:: WORK REQUIRED ::
Return all lines that include the string "feeder".

........

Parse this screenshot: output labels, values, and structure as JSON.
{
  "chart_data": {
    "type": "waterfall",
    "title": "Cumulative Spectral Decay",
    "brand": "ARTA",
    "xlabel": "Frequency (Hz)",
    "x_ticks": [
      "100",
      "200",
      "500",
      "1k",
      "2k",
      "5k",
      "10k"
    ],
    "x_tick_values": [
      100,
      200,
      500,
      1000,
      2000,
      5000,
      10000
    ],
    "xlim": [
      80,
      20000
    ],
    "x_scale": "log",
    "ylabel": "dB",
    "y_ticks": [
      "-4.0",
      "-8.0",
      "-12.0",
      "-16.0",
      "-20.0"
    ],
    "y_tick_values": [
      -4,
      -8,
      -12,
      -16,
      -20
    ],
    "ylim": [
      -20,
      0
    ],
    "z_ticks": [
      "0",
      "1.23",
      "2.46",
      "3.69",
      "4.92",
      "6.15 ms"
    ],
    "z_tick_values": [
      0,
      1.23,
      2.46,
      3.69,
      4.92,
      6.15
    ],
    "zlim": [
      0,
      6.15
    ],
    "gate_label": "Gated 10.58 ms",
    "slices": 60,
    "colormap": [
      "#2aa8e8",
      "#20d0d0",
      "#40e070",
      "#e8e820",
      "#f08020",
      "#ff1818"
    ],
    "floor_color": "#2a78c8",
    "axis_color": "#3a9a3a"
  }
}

........

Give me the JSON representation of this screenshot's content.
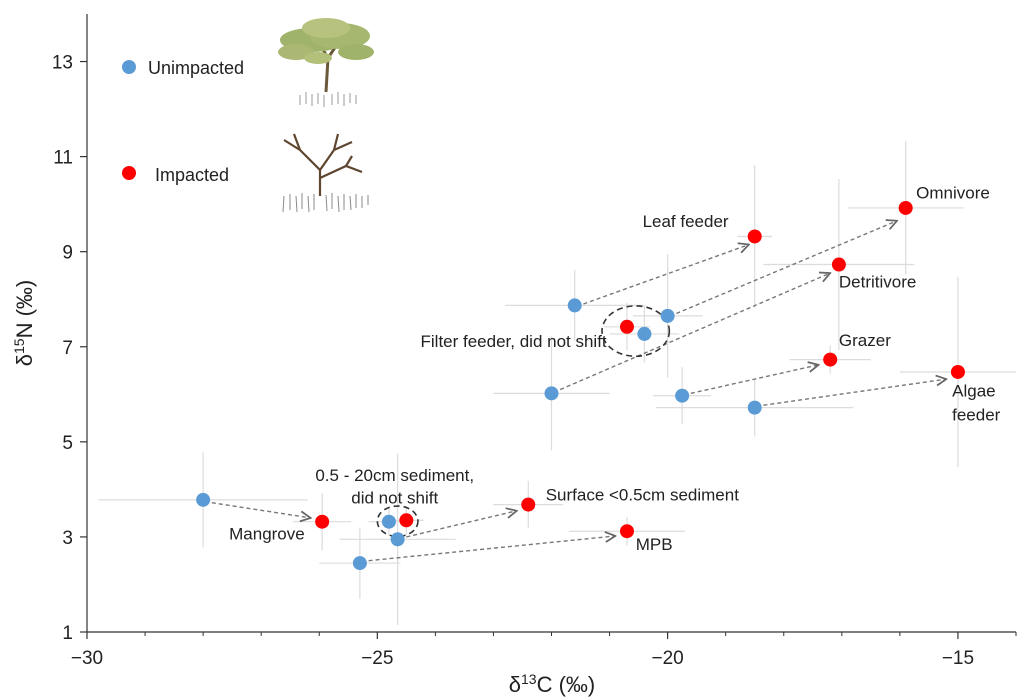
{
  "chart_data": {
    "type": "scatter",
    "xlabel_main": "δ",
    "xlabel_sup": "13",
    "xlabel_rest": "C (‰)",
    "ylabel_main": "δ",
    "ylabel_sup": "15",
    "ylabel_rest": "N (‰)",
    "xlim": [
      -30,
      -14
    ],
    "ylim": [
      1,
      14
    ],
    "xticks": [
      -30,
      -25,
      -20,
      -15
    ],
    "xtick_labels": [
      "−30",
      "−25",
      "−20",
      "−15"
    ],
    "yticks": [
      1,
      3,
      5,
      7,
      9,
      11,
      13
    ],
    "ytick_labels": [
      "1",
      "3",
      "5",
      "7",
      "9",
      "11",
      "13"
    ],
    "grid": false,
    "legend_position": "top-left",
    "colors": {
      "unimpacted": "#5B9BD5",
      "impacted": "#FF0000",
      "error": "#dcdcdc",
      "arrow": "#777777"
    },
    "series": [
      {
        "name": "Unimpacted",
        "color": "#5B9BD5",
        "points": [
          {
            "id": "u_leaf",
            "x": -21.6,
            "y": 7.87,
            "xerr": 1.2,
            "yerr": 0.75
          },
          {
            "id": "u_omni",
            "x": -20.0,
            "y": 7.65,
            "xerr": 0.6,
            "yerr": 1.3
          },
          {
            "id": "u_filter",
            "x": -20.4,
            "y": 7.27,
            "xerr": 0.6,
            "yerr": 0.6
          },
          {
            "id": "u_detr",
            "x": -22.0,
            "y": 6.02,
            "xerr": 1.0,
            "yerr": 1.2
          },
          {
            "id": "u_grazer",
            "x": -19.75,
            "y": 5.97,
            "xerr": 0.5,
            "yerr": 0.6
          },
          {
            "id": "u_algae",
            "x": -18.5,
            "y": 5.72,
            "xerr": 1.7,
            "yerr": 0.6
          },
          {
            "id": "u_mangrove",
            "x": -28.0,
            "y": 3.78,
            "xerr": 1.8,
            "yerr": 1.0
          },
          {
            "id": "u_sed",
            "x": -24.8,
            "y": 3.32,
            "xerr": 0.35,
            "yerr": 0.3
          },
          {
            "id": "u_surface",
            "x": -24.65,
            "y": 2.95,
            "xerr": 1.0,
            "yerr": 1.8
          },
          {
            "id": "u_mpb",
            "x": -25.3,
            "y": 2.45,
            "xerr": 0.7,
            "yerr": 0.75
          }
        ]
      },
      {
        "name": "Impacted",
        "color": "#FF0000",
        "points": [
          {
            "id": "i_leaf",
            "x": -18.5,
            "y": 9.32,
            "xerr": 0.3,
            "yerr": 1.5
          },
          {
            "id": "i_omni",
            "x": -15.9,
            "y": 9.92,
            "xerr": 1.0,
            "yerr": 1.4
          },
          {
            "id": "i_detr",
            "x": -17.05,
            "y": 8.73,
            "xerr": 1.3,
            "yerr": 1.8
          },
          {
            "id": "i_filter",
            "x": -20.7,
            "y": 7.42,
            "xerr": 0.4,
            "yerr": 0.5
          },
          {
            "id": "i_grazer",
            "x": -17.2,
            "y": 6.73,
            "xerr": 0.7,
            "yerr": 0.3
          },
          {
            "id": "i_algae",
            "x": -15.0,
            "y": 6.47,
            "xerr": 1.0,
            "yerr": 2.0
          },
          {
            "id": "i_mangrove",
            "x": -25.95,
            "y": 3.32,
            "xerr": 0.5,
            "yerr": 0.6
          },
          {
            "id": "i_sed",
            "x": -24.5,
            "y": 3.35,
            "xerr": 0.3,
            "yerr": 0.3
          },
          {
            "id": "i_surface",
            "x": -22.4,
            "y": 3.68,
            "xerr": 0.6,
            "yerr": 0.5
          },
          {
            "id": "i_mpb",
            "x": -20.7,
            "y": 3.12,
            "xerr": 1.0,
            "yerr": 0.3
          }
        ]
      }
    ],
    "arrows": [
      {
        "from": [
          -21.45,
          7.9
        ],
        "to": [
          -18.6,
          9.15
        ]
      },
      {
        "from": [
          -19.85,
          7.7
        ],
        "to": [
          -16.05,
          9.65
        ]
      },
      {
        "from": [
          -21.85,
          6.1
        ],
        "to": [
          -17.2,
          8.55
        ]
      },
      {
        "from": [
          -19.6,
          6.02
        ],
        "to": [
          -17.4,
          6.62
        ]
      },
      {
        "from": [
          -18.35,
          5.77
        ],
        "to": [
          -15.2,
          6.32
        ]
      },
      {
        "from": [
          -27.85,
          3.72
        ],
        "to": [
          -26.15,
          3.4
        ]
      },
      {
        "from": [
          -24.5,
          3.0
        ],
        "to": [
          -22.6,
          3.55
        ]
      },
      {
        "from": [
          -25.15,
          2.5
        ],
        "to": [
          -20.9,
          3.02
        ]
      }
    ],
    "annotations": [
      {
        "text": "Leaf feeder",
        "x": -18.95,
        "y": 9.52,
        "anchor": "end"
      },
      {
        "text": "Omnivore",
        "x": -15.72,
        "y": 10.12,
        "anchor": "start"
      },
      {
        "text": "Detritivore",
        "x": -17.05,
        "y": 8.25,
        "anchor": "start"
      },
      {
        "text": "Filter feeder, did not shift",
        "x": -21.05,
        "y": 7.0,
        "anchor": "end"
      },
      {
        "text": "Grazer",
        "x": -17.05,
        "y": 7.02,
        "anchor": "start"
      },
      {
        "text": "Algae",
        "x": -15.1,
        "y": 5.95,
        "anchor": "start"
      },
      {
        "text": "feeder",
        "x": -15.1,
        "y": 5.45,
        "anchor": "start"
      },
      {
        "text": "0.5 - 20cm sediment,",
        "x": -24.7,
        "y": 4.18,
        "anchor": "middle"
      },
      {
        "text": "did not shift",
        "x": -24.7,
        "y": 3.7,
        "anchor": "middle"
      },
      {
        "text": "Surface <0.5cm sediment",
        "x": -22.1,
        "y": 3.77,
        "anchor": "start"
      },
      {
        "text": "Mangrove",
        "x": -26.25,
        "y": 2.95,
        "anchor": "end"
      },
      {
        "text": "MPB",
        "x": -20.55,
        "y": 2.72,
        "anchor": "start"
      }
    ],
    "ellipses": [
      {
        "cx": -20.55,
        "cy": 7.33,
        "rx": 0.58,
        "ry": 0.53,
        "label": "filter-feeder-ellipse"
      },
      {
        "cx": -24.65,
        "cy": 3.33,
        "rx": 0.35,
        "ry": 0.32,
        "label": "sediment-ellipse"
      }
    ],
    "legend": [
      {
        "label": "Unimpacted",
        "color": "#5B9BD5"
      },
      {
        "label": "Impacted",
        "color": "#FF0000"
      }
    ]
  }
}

........

:: RESPONSE TO THE EXERCISE ::
        "text": "Leaf feeder",
        "text": "Filter feeder, did not shift",
        "text": "feeder",
        "label": "filter-feeder-ellipse"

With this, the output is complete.